_Aim_. All lines in the data bearing the string "特に通過基準は変えず" should be identified and copied.
_____
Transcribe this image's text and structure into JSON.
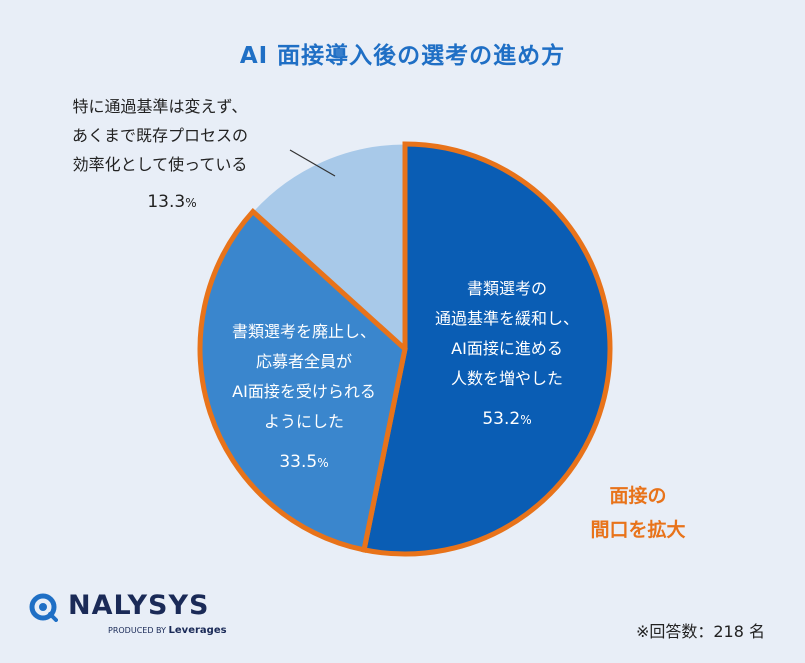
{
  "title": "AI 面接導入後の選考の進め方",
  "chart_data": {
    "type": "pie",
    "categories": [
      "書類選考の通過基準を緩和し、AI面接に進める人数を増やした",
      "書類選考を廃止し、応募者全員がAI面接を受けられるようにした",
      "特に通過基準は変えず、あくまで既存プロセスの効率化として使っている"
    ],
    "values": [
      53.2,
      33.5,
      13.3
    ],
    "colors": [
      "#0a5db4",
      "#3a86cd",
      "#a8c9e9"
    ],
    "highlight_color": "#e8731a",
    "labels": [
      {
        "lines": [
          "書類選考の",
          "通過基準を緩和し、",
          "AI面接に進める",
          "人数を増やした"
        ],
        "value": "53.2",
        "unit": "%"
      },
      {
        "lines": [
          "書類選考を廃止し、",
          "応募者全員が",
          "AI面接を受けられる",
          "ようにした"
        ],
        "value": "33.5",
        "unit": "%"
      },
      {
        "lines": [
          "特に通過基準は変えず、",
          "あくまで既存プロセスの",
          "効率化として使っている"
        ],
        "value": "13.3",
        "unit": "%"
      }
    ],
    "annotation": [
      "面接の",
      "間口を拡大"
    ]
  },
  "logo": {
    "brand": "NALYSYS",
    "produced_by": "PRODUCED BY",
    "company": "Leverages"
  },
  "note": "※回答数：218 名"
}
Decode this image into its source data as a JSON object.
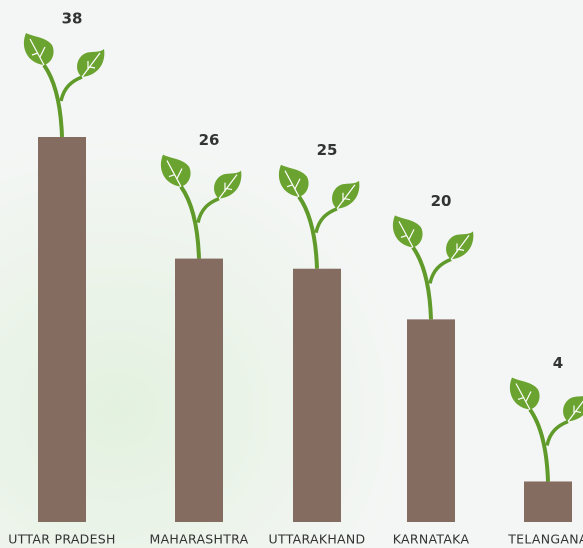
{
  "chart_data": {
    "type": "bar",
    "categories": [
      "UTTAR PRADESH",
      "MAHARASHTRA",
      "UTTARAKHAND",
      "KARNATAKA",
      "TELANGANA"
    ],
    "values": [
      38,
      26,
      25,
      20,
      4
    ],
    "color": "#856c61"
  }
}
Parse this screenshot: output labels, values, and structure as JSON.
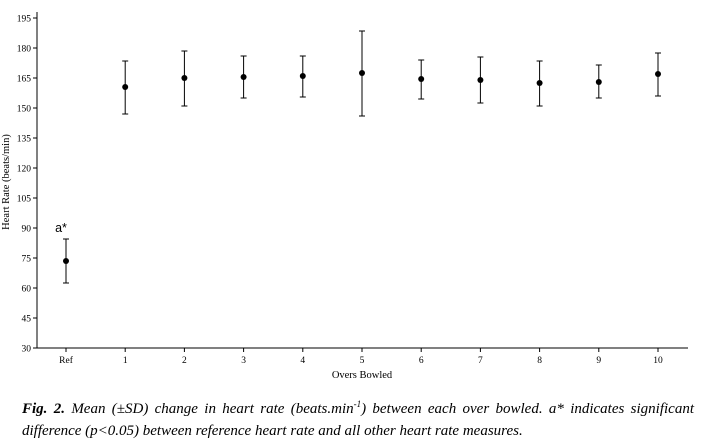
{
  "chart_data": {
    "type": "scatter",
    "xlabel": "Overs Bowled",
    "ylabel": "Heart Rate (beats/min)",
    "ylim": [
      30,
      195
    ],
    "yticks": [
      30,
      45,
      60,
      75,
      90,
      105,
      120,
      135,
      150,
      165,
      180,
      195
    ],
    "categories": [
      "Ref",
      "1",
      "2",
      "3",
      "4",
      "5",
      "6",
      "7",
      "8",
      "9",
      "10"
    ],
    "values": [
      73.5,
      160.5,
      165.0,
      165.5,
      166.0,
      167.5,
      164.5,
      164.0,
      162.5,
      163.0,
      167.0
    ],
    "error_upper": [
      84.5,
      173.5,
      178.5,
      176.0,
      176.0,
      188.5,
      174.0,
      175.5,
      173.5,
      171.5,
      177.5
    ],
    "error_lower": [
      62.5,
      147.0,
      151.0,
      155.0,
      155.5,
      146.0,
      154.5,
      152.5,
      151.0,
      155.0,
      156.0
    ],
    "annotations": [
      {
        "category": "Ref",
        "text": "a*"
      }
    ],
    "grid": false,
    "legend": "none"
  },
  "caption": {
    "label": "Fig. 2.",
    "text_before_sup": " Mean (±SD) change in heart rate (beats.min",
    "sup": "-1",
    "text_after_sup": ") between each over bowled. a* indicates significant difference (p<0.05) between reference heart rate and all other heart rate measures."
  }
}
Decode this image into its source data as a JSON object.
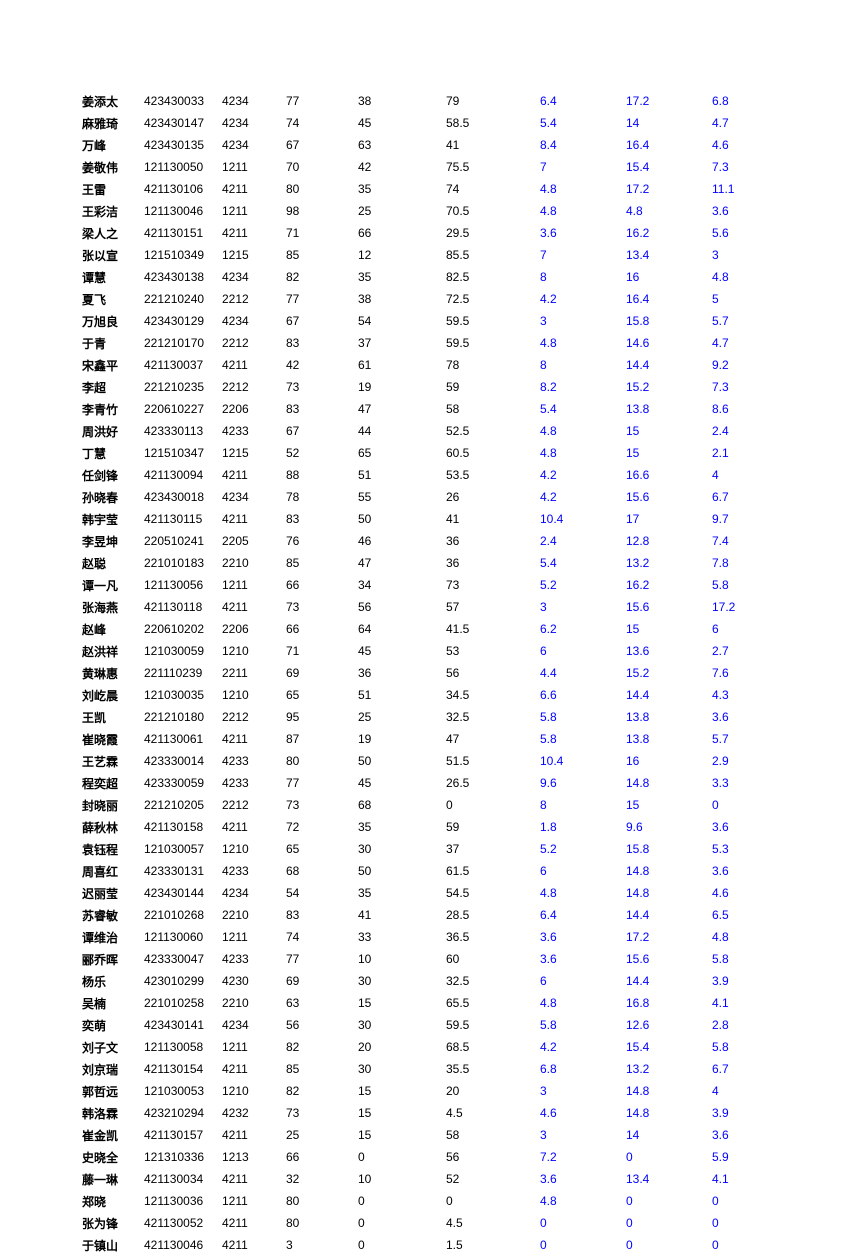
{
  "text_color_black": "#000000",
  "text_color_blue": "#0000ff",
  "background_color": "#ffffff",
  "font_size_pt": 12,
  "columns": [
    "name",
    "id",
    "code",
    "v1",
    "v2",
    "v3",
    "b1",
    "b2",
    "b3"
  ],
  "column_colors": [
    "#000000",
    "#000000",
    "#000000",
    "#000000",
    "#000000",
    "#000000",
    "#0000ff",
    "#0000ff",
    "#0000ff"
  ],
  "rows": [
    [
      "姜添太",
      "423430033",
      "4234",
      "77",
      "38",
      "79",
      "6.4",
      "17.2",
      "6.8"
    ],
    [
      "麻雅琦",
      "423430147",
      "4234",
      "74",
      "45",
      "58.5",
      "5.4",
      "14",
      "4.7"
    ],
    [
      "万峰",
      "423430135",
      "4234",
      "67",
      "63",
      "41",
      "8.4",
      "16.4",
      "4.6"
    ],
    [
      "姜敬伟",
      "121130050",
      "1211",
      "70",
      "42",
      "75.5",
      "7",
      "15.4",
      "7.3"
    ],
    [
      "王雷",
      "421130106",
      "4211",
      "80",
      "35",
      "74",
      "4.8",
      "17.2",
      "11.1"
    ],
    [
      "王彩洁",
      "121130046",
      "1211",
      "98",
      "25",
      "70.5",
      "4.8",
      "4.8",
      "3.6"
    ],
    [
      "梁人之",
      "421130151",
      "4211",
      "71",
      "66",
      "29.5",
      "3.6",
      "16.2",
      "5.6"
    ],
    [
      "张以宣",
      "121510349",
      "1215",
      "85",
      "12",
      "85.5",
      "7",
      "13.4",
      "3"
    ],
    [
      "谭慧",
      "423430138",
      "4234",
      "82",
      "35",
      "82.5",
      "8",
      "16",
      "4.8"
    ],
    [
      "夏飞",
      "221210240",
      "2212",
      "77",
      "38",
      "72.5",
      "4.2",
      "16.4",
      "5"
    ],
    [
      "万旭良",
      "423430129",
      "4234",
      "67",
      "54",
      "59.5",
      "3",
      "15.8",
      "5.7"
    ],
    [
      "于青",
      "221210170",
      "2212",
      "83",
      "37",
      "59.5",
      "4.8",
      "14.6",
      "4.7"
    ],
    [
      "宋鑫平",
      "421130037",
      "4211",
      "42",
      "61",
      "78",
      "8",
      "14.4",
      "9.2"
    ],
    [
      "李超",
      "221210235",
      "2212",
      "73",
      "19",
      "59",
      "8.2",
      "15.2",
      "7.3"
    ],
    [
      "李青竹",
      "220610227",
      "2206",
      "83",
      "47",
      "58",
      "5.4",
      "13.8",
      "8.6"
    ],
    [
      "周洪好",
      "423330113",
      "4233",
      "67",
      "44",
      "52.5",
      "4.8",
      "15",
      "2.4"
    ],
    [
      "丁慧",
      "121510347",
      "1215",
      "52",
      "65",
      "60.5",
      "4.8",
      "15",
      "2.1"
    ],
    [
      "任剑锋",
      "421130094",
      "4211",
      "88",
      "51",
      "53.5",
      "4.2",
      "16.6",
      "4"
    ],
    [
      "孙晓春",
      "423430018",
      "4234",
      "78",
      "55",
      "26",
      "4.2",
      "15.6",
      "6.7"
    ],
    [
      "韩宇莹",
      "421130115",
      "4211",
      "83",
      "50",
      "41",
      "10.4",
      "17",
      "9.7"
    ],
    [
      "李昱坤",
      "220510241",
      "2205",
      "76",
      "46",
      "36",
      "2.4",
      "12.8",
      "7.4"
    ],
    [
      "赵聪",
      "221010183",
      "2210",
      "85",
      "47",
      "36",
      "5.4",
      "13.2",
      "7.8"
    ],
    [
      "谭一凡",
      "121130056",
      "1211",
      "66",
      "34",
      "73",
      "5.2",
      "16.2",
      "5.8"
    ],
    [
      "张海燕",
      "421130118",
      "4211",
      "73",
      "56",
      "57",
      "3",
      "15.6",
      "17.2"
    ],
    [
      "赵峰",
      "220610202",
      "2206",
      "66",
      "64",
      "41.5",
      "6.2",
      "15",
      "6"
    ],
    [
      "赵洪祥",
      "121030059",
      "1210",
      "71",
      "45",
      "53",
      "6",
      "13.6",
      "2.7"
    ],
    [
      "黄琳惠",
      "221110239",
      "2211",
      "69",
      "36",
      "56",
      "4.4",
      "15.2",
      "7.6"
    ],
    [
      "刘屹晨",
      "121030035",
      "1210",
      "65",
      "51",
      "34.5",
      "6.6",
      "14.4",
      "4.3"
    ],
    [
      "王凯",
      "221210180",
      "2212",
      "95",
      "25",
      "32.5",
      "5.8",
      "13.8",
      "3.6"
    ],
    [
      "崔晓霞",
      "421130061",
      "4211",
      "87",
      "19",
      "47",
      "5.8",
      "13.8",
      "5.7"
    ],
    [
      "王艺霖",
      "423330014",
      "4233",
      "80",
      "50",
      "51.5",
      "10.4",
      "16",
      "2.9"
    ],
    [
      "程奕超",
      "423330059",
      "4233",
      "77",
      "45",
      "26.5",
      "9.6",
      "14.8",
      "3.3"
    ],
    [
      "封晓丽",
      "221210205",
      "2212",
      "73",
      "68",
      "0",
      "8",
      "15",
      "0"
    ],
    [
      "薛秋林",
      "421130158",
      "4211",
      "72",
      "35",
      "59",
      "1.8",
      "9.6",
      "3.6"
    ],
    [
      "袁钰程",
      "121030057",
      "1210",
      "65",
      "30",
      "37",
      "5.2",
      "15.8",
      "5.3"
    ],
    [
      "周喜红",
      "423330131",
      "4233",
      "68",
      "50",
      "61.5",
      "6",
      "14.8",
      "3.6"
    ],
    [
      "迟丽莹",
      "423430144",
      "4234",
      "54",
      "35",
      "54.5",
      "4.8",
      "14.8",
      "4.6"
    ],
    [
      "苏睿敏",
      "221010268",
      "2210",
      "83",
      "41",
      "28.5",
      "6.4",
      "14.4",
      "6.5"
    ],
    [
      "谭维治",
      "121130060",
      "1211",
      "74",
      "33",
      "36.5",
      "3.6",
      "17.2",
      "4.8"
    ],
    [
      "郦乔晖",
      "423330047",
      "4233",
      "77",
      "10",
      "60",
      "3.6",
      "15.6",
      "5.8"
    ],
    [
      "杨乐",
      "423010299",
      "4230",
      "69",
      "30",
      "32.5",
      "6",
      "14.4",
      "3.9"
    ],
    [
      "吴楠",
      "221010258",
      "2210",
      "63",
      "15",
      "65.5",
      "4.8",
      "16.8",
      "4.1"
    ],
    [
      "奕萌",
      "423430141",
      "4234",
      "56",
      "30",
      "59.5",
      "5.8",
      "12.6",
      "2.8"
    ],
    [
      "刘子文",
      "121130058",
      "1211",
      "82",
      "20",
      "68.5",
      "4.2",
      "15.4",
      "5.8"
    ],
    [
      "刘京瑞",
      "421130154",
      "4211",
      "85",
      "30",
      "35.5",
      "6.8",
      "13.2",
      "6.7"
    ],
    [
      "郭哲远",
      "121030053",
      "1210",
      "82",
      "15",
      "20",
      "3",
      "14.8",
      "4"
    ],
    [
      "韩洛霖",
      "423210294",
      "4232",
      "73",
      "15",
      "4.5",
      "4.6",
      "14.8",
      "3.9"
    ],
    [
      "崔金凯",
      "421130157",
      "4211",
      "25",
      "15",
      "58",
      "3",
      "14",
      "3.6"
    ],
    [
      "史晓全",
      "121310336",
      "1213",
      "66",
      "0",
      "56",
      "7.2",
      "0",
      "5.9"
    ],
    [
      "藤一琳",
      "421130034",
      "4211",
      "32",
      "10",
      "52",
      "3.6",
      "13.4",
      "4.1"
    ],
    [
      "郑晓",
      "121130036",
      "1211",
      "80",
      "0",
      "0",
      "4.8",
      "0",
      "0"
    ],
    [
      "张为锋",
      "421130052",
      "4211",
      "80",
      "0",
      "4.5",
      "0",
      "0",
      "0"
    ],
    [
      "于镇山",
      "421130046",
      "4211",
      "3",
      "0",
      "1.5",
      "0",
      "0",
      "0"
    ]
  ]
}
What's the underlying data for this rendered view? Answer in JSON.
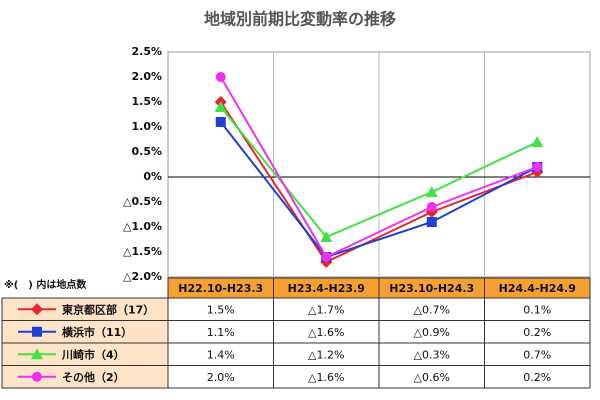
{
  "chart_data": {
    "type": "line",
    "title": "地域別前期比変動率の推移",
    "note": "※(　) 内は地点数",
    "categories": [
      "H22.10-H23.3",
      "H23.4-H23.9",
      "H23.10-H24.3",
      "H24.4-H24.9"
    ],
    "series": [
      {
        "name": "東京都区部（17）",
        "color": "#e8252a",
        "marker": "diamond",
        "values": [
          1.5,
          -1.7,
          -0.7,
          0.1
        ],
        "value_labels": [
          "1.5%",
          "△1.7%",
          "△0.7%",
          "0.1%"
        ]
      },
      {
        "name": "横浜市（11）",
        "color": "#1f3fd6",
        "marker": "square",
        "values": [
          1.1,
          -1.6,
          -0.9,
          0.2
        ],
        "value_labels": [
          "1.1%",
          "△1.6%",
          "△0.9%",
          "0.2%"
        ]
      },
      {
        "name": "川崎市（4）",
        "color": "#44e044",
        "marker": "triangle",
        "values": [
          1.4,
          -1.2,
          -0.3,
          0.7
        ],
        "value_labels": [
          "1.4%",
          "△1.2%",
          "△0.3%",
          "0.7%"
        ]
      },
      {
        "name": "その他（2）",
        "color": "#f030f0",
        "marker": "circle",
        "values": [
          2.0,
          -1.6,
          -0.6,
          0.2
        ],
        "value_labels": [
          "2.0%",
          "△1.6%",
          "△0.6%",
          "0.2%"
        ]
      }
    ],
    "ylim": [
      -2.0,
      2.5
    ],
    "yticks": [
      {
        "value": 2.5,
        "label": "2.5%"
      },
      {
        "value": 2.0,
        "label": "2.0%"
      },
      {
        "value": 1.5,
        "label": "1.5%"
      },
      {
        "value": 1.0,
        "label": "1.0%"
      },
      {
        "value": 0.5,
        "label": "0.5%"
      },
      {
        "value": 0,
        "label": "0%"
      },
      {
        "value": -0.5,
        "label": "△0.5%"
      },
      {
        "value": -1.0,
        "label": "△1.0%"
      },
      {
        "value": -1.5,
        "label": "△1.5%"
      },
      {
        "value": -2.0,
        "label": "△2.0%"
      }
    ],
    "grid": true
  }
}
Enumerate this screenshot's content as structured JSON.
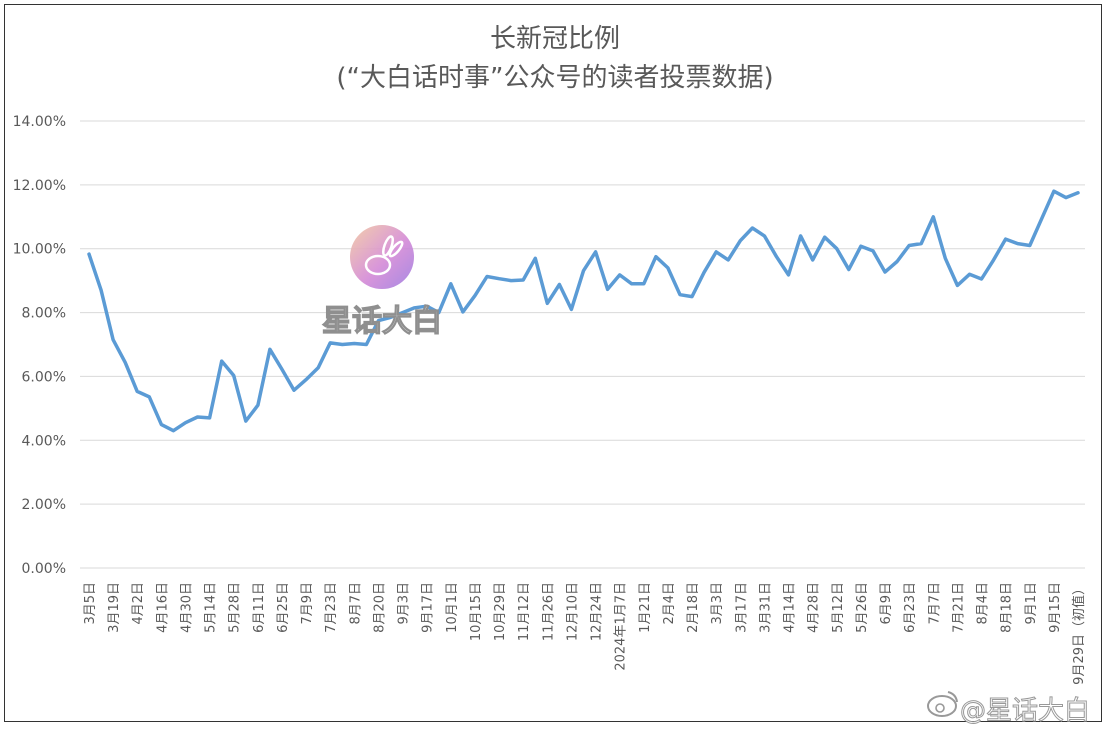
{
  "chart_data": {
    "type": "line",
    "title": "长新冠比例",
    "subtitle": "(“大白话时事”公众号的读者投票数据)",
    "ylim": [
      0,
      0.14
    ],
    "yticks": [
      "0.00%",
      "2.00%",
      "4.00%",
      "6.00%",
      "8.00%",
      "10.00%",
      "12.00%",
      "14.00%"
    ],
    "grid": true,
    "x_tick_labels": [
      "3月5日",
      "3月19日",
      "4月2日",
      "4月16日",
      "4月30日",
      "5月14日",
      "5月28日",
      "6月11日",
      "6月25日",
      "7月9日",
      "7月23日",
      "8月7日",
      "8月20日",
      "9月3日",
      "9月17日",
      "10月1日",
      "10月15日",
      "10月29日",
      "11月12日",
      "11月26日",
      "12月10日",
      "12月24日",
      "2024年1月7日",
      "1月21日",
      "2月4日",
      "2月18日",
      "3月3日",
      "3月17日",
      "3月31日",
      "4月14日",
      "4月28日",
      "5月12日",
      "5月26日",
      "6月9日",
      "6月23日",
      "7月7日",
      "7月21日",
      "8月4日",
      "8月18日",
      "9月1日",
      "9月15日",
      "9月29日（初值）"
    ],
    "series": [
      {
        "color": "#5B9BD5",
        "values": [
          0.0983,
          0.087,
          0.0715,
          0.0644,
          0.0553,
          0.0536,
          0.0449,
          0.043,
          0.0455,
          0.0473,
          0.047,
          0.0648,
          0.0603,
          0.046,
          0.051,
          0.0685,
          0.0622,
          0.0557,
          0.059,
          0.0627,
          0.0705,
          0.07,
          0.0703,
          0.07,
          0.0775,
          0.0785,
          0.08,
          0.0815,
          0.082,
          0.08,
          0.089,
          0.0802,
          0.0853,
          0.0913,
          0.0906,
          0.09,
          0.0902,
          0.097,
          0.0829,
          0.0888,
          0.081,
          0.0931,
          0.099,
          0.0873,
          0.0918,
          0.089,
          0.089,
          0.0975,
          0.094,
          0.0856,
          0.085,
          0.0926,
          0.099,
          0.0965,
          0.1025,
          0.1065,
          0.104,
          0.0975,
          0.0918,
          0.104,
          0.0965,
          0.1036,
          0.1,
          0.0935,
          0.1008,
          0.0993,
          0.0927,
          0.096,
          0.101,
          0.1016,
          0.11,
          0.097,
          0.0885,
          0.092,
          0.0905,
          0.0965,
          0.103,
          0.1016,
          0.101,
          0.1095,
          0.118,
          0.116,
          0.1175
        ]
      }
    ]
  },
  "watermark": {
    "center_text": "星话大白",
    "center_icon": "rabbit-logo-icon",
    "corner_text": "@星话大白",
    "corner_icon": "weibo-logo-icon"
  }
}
_____
_Final result_.
      "特に通過基準は変えず、あくまで既存プロセスの効率化として使っている"
          "特に通過基準は変えず、",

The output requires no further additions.